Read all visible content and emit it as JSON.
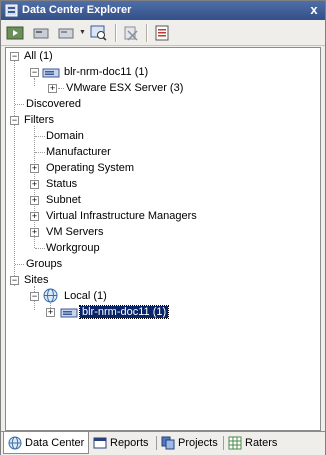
{
  "window": {
    "title": "Data Center Explorer",
    "close_label": "x"
  },
  "toolbar": {
    "buttons": [
      {
        "name": "connect-icon"
      },
      {
        "name": "add-device-icon"
      },
      {
        "name": "device-dropdown-icon"
      },
      {
        "name": "find-icon"
      },
      {
        "name": "delete-icon"
      },
      {
        "name": "properties-icon"
      }
    ]
  },
  "tree": {
    "all": "All (1)",
    "host": "blr-nrm-doc11 (1)",
    "vmware": "VMware ESX Server (3)",
    "discovered": "Discovered",
    "filters": "Filters",
    "filter_items": {
      "domain": "Domain",
      "manufacturer": "Manufacturer",
      "operating_system": "Operating System",
      "status": "Status",
      "subnet": "Subnet",
      "vim": "Virtual Infrastructure Managers",
      "vm_servers": "VM Servers",
      "workgroup": "Workgroup"
    },
    "groups": "Groups",
    "sites": "Sites",
    "local": "Local (1)",
    "local_host": "blr-nrm-doc11 (1)"
  },
  "tabs": [
    {
      "label": "Data Center"
    },
    {
      "label": "Reports"
    },
    {
      "label": "Projects"
    },
    {
      "label": "Raters"
    }
  ],
  "colors": {
    "title_bar": "#334f87",
    "selection": "#0a246a"
  }
}
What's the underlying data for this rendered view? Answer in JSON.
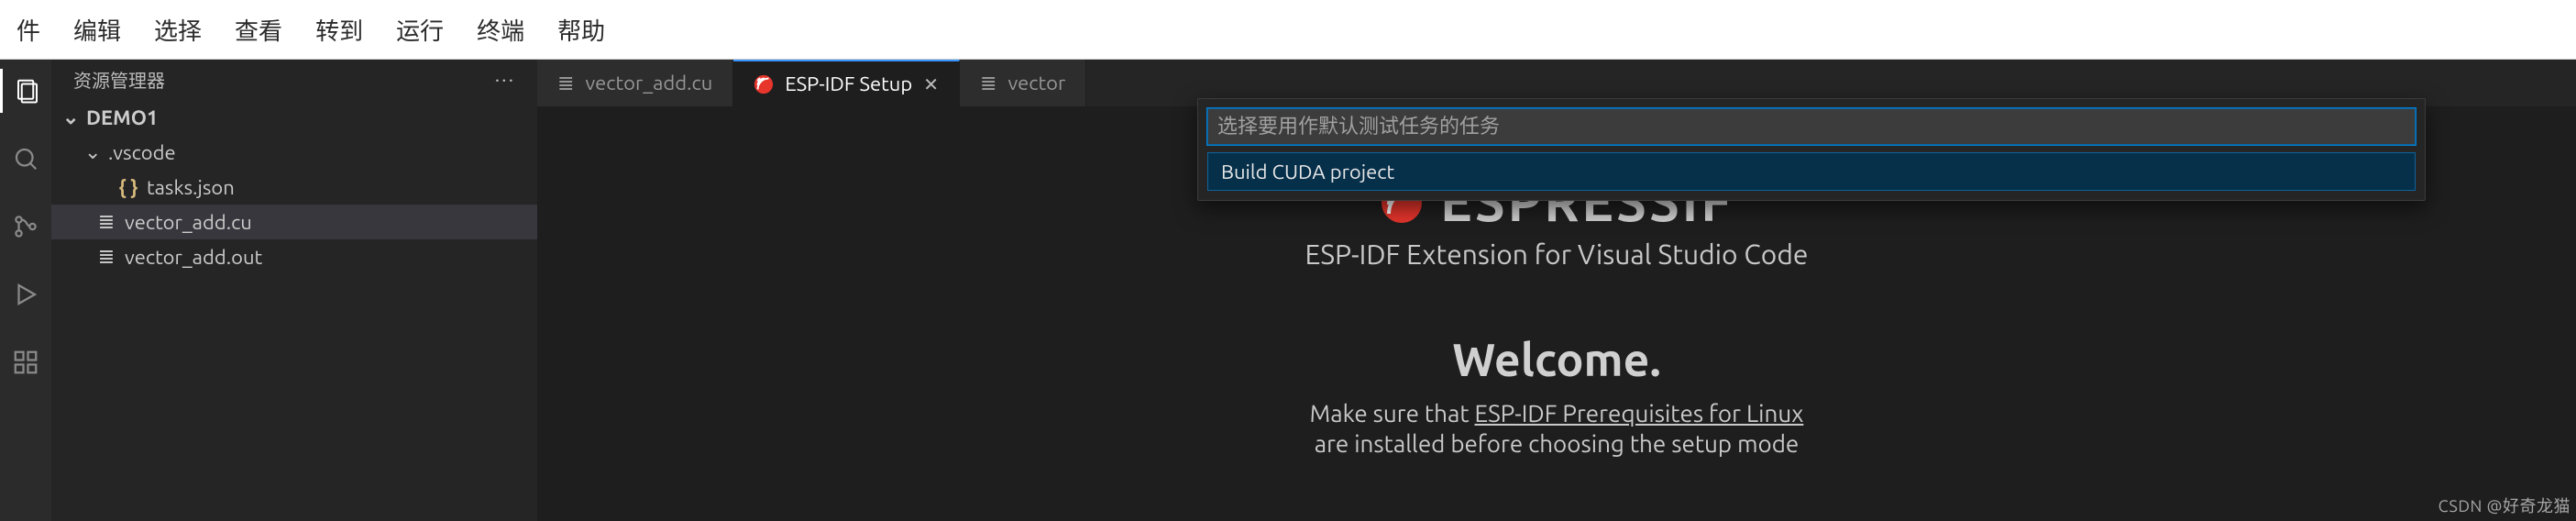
{
  "menu": {
    "items": [
      "件",
      "编辑",
      "选择",
      "查看",
      "转到",
      "运行",
      "终端",
      "帮助"
    ]
  },
  "sidebar": {
    "title": "资源管理器",
    "root": "DEMO1",
    "folder_vscode": ".vscode",
    "file_tasks": "tasks.json",
    "file_vector_cu": "vector_add.cu",
    "file_vector_out": "vector_add.out"
  },
  "tabs": {
    "tab0": {
      "label": "vector_add.cu"
    },
    "tab1": {
      "label": "ESP-IDF Setup"
    },
    "tab2": {
      "label": "vector"
    }
  },
  "quickpick": {
    "placeholder": "选择要用作默认测试任务的任务",
    "value": "",
    "item0": "Build CUDA project"
  },
  "esp": {
    "brand": "ESPRESSIF",
    "subtitle": "ESP-IDF Extension for Visual Studio Code",
    "welcome": "Welcome.",
    "line1_pre": "Make sure that ",
    "line1_link": "ESP-IDF Prerequisites for Linux",
    "line2": "are installed before choosing the setup mode"
  },
  "watermark": "CSDN @好奇龙猫"
}
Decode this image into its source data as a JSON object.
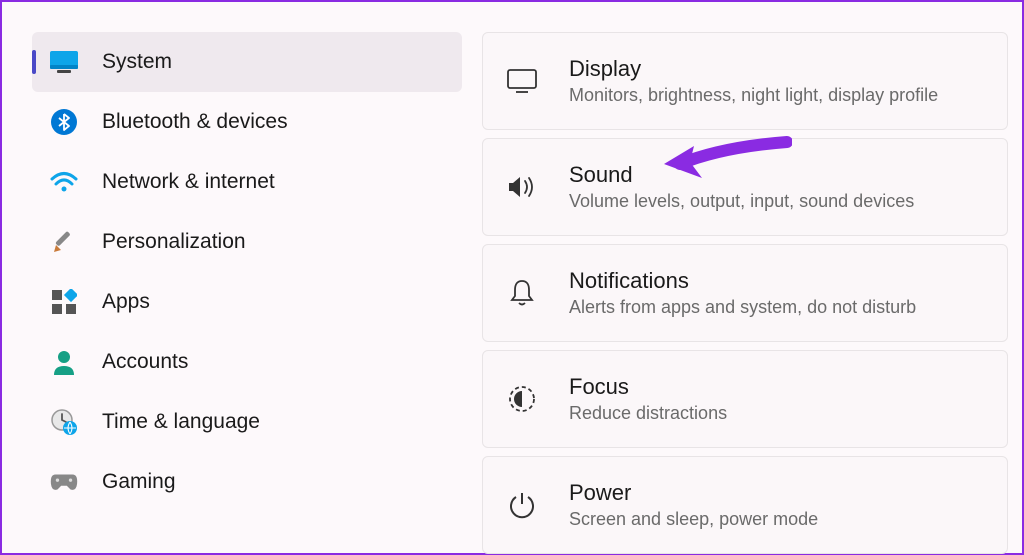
{
  "sidebar": {
    "items": [
      {
        "label": "System"
      },
      {
        "label": "Bluetooth & devices"
      },
      {
        "label": "Network & internet"
      },
      {
        "label": "Personalization"
      },
      {
        "label": "Apps"
      },
      {
        "label": "Accounts"
      },
      {
        "label": "Time & language"
      },
      {
        "label": "Gaming"
      }
    ]
  },
  "main": {
    "cards": [
      {
        "title": "Display",
        "desc": "Monitors, brightness, night light, display profile"
      },
      {
        "title": "Sound",
        "desc": "Volume levels, output, input, sound devices"
      },
      {
        "title": "Notifications",
        "desc": "Alerts from apps and system, do not disturb"
      },
      {
        "title": "Focus",
        "desc": "Reduce distractions"
      },
      {
        "title": "Power",
        "desc": "Screen and sleep, power mode"
      }
    ]
  }
}
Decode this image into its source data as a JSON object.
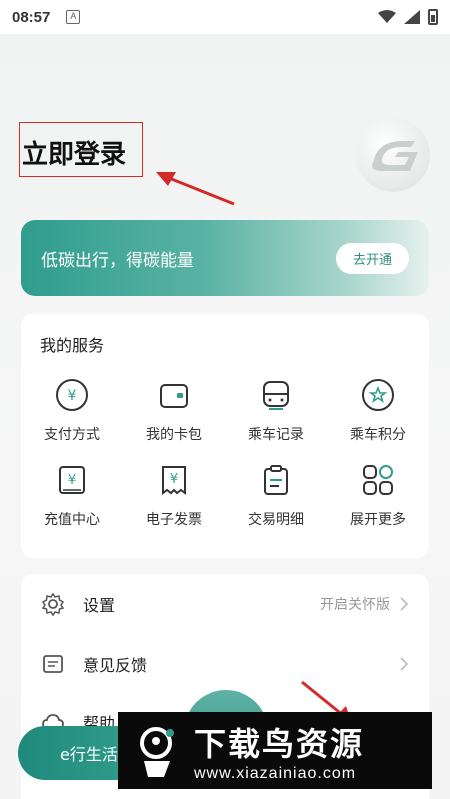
{
  "status_bar": {
    "time": "08:57",
    "notification_glyph": "A"
  },
  "header": {
    "login_label": "立即登录"
  },
  "banner": {
    "text": "低碳出行，得碳能量",
    "button": "去开通"
  },
  "services": {
    "title": "我的服务",
    "items": [
      {
        "label": "支付方式",
        "icon": "yuan-circle-icon"
      },
      {
        "label": "我的卡包",
        "icon": "wallet-icon"
      },
      {
        "label": "乘车记录",
        "icon": "bus-icon"
      },
      {
        "label": "乘车积分",
        "icon": "star-badge-icon"
      },
      {
        "label": "充值中心",
        "icon": "book-yuan-icon"
      },
      {
        "label": "电子发票",
        "icon": "receipt-icon"
      },
      {
        "label": "交易明细",
        "icon": "clipboard-icon"
      },
      {
        "label": "展开更多",
        "icon": "grid-more-icon"
      }
    ]
  },
  "settings": {
    "items": [
      {
        "label": "设置",
        "right_text": "开启关怀版",
        "icon": "gear-icon"
      },
      {
        "label": "意见反馈",
        "right_text": "",
        "icon": "feedback-icon"
      },
      {
        "label": "帮助",
        "right_text": "",
        "icon": "cloud-icon"
      }
    ]
  },
  "bottom_nav": {
    "left_label": "e行生活"
  },
  "watermark": {
    "title": "下载鸟资源",
    "url": "www.xiazainiao.com"
  },
  "colors": {
    "accent": "#2f9d8d",
    "annotation": "#d32a2a"
  }
}
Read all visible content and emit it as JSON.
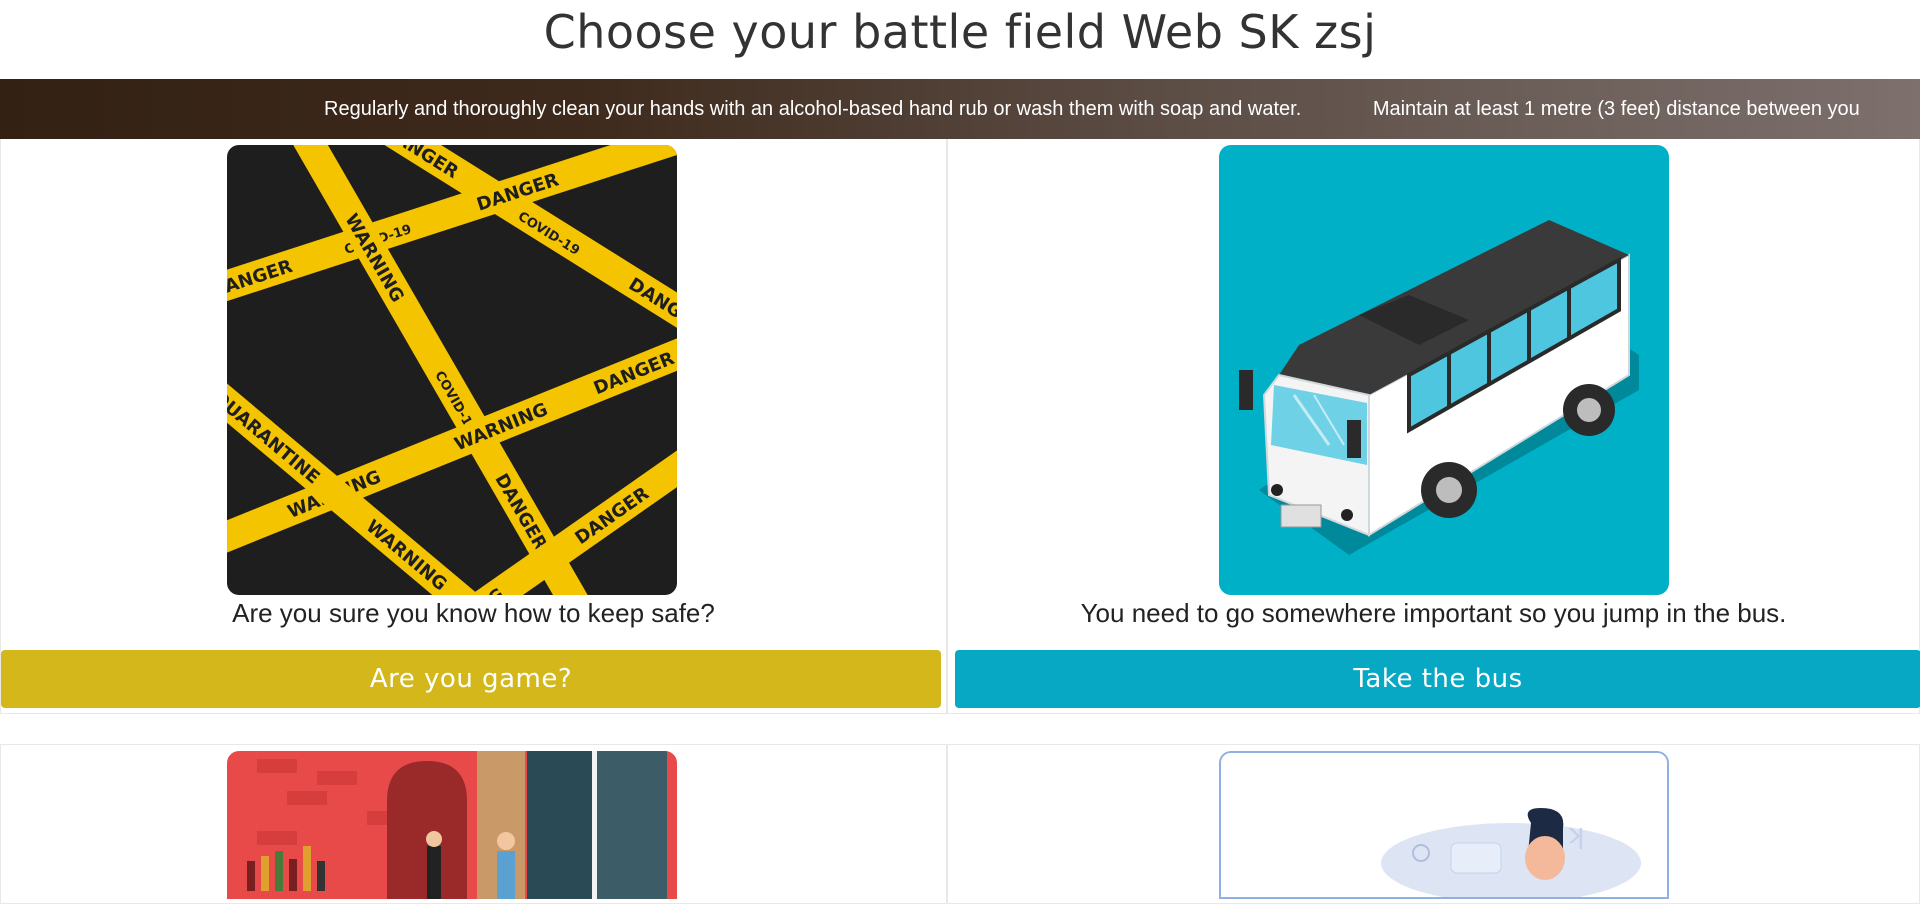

________

◆ Work required
Make a verbatim copy of all the entries and strip out the pictures.

◆ Solution for this task
Read all visible content and emit it as JSON.
{
  "window": {
    "title": "Data Center Explorer",
    "close_label": "x"
  },
  "toolbar": {
    "buttons": [
      {
        "name": "connect-icon"
      },
      {
        "name": "add-device-icon"
      },
      {
        "name": "device-dropdown-icon"
      },
      {
        "name": "find-icon"
      },
      {
        "name": "delete-icon"
      },
      {
        "name": "properties-icon"
      }
    ]
  },
  "tree": {
    "all": "All (1)",
    "host": "blr-nrm-doc11 (1)",
    "vmware": "VMware ESX Server (3)",
    "discovered": "Discovered",
    "filters": "Filters",
    "filter_items": {
      "domain": "Domain",
      "manufacturer": "Manufacturer",
      "operating_system": "Operating System",
      "status": "Status",
      "subnet": "Subnet",
      "vim": "Virtual Infrastructure Managers",
      "vm_servers": "VM Servers",
      "workgroup": "Workgroup"
    },
    "groups": "Groups",
    "sites": "Sites",
    "local": "Local (1)",
    "local_host": "blr-nrm-doc11 (1)"
  },
  "tabs": [
    {
      "label": "Data Center"
    },
    {
      "label": "Reports"
    },
    {
      "label": "Projects"
    },
    {
      "label": "Raters"
    }
  ],
  "colors": {
    "title_bar": "#334f87",
    "selection": "#0a246a"
  }
}
What's the underlying data for this rendered view? Answer in JSON.
{
  "menu": {
    "items": [
      "件",
      "编辑",
      "选择",
      "查看",
      "转到",
      "运行",
      "终端",
      "帮助"
    ]
  },
  "sidebar": {
    "title": "资源管理器",
    "root": "DEMO1",
    "folder_vscode": ".vscode",
    "file_tasks": "tasks.json",
    "file_vector_cu": "vector_add.cu",
    "file_vector_out": "vector_add.out"
  },
  "tabs": {
    "tab0": {
      "label": "vector_add.cu"
    },
    "tab1": {
      "label": "ESP-IDF Setup"
    },
    "tab2": {
      "label": "vector"
    }
  },
  "quickpick": {
    "placeholder": "选择要用作默认测试任务的任务",
    "value": "",
    "item0": "Build CUDA project"
  },
  "esp": {
    "brand": "ESPRESSIF",
    "subtitle": "ESP-IDF Extension for Visual Studio Code",
    "welcome": "Welcome.",
    "line1_pre": "Make sure that ",
    "line1_link": "ESP-IDF Prerequisites for Linux",
    "line2": "are installed before choosing the setup mode"
  },
  "watermark": "CSDN @好奇龙猫"
}
Decode this image into its source data as a JSON object.
{
  "sidebar": {
    "items": [
      {
        "label": "System"
      },
      {
        "label": "Bluetooth & devices"
      },
      {
        "label": "Network & internet"
      },
      {
        "label": "Personalization"
      },
      {
        "label": "Apps"
      },
      {
        "label": "Accounts"
      },
      {
        "label": "Time & language"
      },
      {
        "label": "Gaming"
      }
    ]
  },
  "main": {
    "cards": [
      {
        "title": "Display",
        "desc": "Monitors, brightness, night light, display profile"
      },
      {
        "title": "Sound",
        "desc": "Volume levels, output, input, sound devices"
      },
      {
        "title": "Notifications",
        "desc": "Alerts from apps and system, do not disturb"
      },
      {
        "title": "Focus",
        "desc": "Reduce distractions"
      },
      {
        "title": "Power",
        "desc": "Screen and sleep, power mode"
      }
    ]
  }
}
Decode this image into its source data as a JSON object.
{
  "status_bar": {
    "time": "08:57",
    "notification_glyph": "A"
  },
  "header": {
    "login_label": "立即登录"
  },
  "banner": {
    "text": "低碳出行，得碳能量",
    "button": "去开通"
  },
  "services": {
    "title": "我的服务",
    "items": [
      {
        "label": "支付方式",
        "icon": "yuan-circle-icon"
      },
      {
        "label": "我的卡包",
        "icon": "wallet-icon"
      },
      {
        "label": "乘车记录",
        "icon": "bus-icon"
      },
      {
        "label": "乘车积分",
        "icon": "star-badge-icon"
      },
      {
        "label": "充值中心",
        "icon": "book-yuan-icon"
      },
      {
        "label": "电子发票",
        "icon": "receipt-icon"
      },
      {
        "label": "交易明细",
        "icon": "clipboard-icon"
      },
      {
        "label": "展开更多",
        "icon": "grid-more-icon"
      }
    ]
  },
  "settings": {
    "items": [
      {
        "label": "设置",
        "right_text": "开启关怀版",
        "icon": "gear-icon"
      },
      {
        "label": "意见反馈",
        "right_text": "",
        "icon": "feedback-icon"
      },
      {
        "label": "帮助",
        "right_text": "",
        "icon": "cloud-icon"
      }
    ]
  },
  "bottom_nav": {
    "left_label": "e行生活"
  },
  "watermark": {
    "title": "下载鸟资源",
    "url": "www.xiazainiao.com"
  },
  "colors": {
    "accent": "#2f9d8d",
    "annotation": "#d32a2a"
  }
}
Read all visible content and emit it as JSON.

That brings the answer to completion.